>> Begin MATERIAL
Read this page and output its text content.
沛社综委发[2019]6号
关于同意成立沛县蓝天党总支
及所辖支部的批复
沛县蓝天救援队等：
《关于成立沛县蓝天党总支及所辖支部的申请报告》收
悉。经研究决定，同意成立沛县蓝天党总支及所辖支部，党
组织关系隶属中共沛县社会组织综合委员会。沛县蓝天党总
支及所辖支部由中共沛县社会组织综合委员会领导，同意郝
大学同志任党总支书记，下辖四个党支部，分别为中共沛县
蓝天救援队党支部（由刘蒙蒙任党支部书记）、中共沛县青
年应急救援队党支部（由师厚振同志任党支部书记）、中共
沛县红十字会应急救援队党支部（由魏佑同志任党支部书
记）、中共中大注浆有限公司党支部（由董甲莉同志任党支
>> End MATERIAL
Every line above should be retyped exactly as given.

Read this page and output its text content.
沛社综委发[2019]6号
关于同意成立沛县蓝天党总支
及所辖支部的批复
沛县蓝天救援队等：
《关于成立沛县蓝天党总支及所辖支部的申请报告》收
悉。经研究决定，同意成立沛县蓝天党总支及所辖支部，党
组织关系隶属中共沛县社会组织综合委员会。沛县蓝天党总
支及所辖支部由中共沛县社会组织综合委员会领导，同意郝
大学同志任党总支书记，下辖四个党支部，分别为中共沛县
蓝天救援队党支部（由刘蒙蒙任党支部书记）、中共沛县青
年应急救援队党支部（由师厚振同志任党支部书记）、中共
沛县红十字会应急救援队党支部（由魏佑同志任党支部书
记）、中共中大注浆有限公司党支部（由董甲莉同志任党支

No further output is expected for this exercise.